*** Dataset

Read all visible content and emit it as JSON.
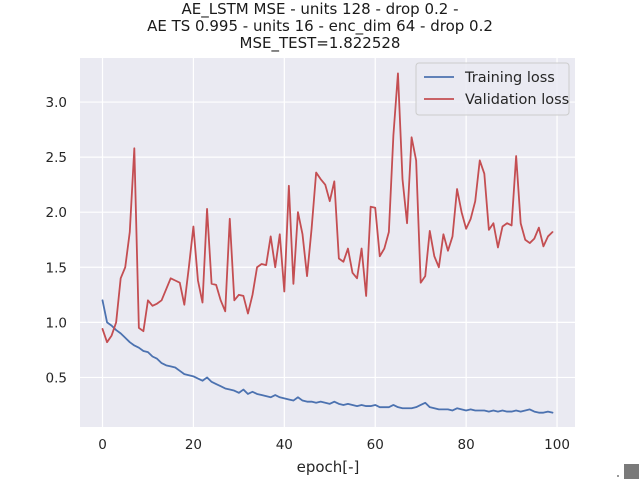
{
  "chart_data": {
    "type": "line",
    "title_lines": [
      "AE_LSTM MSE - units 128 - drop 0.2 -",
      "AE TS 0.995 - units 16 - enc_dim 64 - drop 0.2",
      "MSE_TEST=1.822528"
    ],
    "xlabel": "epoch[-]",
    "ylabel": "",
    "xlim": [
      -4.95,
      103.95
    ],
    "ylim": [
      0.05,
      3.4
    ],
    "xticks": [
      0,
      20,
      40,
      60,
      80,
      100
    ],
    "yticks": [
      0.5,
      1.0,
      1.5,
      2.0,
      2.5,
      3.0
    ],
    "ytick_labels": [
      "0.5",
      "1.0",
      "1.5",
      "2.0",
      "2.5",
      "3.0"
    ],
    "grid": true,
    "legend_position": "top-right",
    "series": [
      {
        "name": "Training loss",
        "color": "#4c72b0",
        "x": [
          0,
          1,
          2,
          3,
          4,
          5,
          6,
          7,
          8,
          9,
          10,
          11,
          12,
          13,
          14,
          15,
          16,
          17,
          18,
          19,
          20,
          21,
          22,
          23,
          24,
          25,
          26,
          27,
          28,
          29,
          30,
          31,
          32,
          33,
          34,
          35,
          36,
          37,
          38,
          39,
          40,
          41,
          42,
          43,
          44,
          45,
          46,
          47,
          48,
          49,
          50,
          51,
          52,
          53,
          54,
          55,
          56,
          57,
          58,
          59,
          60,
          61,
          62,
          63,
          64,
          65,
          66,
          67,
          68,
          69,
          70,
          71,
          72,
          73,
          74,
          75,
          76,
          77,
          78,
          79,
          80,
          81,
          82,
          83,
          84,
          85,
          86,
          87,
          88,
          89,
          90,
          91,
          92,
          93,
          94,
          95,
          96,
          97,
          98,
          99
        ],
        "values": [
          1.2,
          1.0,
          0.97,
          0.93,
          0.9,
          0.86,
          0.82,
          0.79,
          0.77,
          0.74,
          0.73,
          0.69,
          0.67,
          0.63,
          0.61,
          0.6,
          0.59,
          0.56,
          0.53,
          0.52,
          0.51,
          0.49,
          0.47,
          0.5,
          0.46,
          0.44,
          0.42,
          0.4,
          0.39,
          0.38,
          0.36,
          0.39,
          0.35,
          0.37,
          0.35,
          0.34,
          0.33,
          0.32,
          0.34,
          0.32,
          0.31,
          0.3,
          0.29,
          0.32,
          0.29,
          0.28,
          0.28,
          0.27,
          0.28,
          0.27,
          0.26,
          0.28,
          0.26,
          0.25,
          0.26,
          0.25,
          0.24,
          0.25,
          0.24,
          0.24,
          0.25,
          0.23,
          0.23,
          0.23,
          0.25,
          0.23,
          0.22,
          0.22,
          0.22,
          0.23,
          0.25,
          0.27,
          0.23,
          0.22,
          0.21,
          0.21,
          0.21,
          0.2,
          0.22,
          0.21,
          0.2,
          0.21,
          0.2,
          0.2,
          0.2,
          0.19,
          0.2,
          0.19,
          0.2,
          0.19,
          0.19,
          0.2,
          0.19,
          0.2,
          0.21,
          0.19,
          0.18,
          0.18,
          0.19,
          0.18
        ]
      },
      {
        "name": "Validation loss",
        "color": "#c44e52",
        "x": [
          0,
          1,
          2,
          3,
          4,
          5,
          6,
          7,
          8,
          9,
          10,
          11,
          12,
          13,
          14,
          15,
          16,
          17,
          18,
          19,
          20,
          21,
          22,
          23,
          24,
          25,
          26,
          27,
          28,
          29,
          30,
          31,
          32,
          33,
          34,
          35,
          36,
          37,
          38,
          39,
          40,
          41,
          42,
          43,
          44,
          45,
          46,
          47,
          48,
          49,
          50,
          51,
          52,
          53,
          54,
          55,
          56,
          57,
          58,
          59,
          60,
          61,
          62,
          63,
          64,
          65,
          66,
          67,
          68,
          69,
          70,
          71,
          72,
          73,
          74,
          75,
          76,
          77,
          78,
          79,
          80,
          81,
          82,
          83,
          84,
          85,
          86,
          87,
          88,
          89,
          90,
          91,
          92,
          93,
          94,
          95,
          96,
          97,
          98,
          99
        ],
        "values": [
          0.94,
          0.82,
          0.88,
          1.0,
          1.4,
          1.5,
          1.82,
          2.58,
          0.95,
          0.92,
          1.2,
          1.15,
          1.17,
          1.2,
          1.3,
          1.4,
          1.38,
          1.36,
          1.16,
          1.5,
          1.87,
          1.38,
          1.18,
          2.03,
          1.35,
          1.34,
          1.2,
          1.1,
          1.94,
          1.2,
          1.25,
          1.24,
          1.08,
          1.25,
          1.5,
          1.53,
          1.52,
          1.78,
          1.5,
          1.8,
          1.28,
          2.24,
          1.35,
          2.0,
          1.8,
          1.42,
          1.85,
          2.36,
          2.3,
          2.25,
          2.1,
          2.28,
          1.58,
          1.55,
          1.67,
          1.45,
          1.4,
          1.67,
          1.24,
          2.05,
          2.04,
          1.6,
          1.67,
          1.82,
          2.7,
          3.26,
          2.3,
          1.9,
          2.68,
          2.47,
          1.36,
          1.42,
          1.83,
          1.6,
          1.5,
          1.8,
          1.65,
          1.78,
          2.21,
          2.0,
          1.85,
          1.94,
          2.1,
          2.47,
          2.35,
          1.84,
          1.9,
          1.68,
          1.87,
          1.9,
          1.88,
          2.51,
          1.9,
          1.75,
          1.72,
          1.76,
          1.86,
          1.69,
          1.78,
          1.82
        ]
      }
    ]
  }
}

******

**Work instructions:** From the records above, pick out and copy each line holding the word "name".

**Full answer:**
        "name": "Training loss",
        "name": "Validation loss",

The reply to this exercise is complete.